* [What is being asked]:
Nothing should be left out: repeat all the data exactly.

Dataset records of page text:

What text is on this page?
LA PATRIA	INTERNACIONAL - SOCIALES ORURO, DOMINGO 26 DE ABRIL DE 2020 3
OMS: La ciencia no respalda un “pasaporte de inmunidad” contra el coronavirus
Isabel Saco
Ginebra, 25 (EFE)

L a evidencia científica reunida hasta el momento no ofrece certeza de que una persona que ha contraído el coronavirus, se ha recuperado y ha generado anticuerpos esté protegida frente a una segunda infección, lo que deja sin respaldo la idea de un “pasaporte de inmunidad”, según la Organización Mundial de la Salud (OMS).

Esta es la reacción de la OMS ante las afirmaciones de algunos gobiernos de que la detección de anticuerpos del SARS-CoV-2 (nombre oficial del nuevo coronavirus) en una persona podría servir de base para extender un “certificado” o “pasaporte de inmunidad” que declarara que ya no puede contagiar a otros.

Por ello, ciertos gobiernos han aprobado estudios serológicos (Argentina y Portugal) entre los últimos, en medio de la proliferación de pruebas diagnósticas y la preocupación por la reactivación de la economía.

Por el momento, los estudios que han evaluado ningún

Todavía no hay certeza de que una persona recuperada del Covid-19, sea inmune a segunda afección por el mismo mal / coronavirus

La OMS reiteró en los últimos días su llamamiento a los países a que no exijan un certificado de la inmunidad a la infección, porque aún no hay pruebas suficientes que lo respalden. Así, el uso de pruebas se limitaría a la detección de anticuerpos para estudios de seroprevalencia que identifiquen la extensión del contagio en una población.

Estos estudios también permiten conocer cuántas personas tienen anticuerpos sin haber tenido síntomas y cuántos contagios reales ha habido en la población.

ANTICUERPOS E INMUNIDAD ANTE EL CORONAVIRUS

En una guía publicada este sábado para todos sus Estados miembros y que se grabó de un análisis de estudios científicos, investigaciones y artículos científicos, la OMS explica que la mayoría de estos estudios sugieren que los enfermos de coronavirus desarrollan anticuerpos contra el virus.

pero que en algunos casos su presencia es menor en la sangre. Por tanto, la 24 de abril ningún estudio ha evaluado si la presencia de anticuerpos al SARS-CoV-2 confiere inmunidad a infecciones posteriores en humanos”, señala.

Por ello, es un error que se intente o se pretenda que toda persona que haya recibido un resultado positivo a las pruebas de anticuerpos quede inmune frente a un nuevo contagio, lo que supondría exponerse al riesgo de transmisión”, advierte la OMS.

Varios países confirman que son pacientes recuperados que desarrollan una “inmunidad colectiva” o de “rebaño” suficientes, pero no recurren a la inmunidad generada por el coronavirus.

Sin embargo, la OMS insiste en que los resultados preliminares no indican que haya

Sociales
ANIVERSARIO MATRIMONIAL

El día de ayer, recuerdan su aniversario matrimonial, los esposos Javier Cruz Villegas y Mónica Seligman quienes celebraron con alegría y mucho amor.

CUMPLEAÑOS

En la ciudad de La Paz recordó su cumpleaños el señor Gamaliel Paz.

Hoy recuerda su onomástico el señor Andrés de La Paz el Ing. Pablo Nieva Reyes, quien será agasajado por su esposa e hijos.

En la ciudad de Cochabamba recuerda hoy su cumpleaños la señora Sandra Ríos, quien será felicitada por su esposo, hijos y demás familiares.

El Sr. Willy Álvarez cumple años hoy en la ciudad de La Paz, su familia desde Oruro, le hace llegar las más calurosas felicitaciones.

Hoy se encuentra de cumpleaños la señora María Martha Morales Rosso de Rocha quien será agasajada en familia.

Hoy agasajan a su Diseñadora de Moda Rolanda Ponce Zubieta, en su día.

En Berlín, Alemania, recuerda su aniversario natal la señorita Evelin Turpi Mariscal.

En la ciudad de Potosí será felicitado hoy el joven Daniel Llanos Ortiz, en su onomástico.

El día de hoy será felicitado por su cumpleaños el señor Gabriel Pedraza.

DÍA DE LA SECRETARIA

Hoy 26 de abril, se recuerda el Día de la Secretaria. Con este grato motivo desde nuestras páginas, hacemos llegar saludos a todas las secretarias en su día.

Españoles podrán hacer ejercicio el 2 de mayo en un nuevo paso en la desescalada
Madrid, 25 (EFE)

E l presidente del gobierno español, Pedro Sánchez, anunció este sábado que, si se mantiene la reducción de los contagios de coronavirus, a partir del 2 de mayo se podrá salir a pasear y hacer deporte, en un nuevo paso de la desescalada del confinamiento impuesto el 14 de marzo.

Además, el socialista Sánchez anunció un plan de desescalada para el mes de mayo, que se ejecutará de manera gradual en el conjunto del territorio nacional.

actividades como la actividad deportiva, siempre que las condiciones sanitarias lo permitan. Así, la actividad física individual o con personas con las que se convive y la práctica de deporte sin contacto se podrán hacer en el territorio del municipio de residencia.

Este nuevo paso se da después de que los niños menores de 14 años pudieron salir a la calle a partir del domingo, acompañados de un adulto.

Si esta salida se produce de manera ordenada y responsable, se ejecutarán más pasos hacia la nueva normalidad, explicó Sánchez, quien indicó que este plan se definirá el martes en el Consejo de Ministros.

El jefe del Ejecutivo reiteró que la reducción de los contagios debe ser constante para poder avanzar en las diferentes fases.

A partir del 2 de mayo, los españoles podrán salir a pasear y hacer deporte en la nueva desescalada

* [Exercise response]:
What text is on this page?
LA PATRIA	INTERNACIONAL - SOCIALES ORURO, DOMINGO 26 DE ABRIL DE 2020 3
OMS: La ciencia no respalda un “pasaporte de inmunidad” contra el coronavirus
Isabel Saco
Ginebra, 25 (EFE)

L a evidencia científica reunida hasta el momento no ofrece certeza de que una persona que ha contraído el coronavirus, se ha recuperado y ha generado anticuerpos esté protegida frente a una segunda infección, lo que deja sin respaldo la idea de un “pasaporte de inmunidad”, según la Organización Mundial de la Salud (OMS).

Esta es la reacción de la OMS ante las afirmaciones de algunos gobiernos de que la detección de anticuerpos del SARS-CoV-2 (nombre oficial del nuevo coronavirus) en una persona podría servir de base para extender un “certificado” o “pasaporte de inmunidad” que declarara que ya no puede contagiar a otros.

Por ello, ciertos gobiernos han aprobado estudios serológicos (Argentina y Portugal) entre los últimos, en medio de la proliferación de pruebas diagnósticas y la preocupación por la reactivación de la economía.

Por el momento, los estudios que han evaluado ningún

Todavía no hay certeza de que una persona recuperada del Covid-19, sea inmune a segunda afección por el mismo mal / coronavirus

La OMS reiteró en los últimos días su llamamiento a los países a que no exijan un certificado de la inmunidad a la infección, porque aún no hay pruebas suficientes que lo respalden. Así, el uso de pruebas se limitaría a la detección de anticuerpos para estudios de seroprevalencia que identifiquen la extensión del contagio en una población.

Estos estudios también permiten conocer cuántas personas tienen anticuerpos sin haber tenido síntomas y cuántos contagios reales ha habido en la población.

ANTICUERPOS E INMUNIDAD ANTE EL CORONAVIRUS

En una guía publicada este sábado para todos sus Estados miembros y que se grabó de un análisis de estudios científicos, investigaciones y artículos científicos, la OMS explica que la mayoría de estos estudios sugieren que los enfermos de coronavirus desarrollan anticuerpos contra el virus.

pero que en algunos casos su presencia es menor en la sangre. Por tanto, la 24 de abril ningún estudio ha evaluado si la presencia de anticuerpos al SARS-CoV-2 confiere inmunidad a infecciones posteriores en humanos”, señala.

Por ello, es un error que se intente o se pretenda que toda persona que haya recibido un resultado positivo a las pruebas de anticuerpos quede inmune frente a un nuevo contagio, lo que supondría exponerse al riesgo de transmisión”, advierte la OMS.

Varios países confirman que son pacientes recuperados que desarrollan una “inmunidad colectiva” o de “rebaño” suficientes, pero no recurren a la inmunidad generada por el coronavirus.

Sin embargo, la OMS insiste en que los resultados preliminares no indican que haya

Sociales
ANIVERSARIO MATRIMONIAL

El día de ayer, recuerdan su aniversario matrimonial, los esposos Javier Cruz Villegas y Mónica Seligman quienes celebraron con alegría y mucho amor.

CUMPLEAÑOS

En la ciudad de La Paz recordó su cumpleaños el señor Gamaliel Paz.

Hoy recuerda su onomástico el señor Andrés de La Paz el Ing. Pablo Nieva Reyes, quien será agasajado por su esposa e hijos.

En la ciudad de Cochabamba recuerda hoy su cumpleaños la señora Sandra Ríos, quien será felicitada por su esposo, hijos y demás familiares.

El Sr. Willy Álvarez cumple años hoy en la ciudad de La Paz, su familia desde Oruro, le hace llegar las más calurosas felicitaciones.

Hoy se encuentra de cumpleaños la señora María Martha Morales Rosso de Rocha quien será agasajada en familia.

Hoy agasajan a su Diseñadora de Moda Rolanda Ponce Zubieta, en su día.

En Berlín, Alemania, recuerda su aniversario natal la señorita Evelin Turpi Mariscal.

En la ciudad de Potosí será felicitado hoy el joven Daniel Llanos Ortiz, en su onomástico.

El día de hoy será felicitado por su cumpleaños el señor Gabriel Pedraza.

DÍA DE LA SECRETARIA

Hoy 26 de abril, se recuerda el Día de la Secretaria. Con este grato motivo desde nuestras páginas, hacemos llegar saludos a todas las secretarias en su día.

Españoles podrán hacer ejercicio el 2 de mayo en un nuevo paso en la desescalada
Madrid, 25 (EFE)

E l presidente del gobierno español, Pedro Sánchez, anunció este sábado que, si se mantiene la reducción de los contagios de coronavirus, a partir del 2 de mayo se podrá salir a pasear y hacer deporte, en un nuevo paso de la desescalada del confinamiento impuesto el 14 de marzo.

Además, el socialista Sánchez anunció un plan de desescalada para el mes de mayo, que se ejecutará de manera gradual en el conjunto del territorio nacional.

actividades como la actividad deportiva, siempre que las condiciones sanitarias lo permitan. Así, la actividad física individual o con personas con las que se convive y la práctica de deporte sin contacto se podrán hacer en el territorio del municipio de residencia.

Este nuevo paso se da después de que los niños menores de 14 años pudieron salir a la calle a partir del domingo, acompañados de un adulto.

Si esta salida se produce de manera ordenada y responsable, se ejecutarán más pasos hacia la nueva normalidad, explicó Sánchez, quien indicó que este plan se definirá el martes en el Consejo de Ministros.

El jefe del Ejecutivo reiteró que la reducción de los contagios debe ser constante para poder avanzar en las diferentes fases.

A partir del 2 de mayo, los españoles podrán salir a pasear y hacer deporte en la nueva desescalada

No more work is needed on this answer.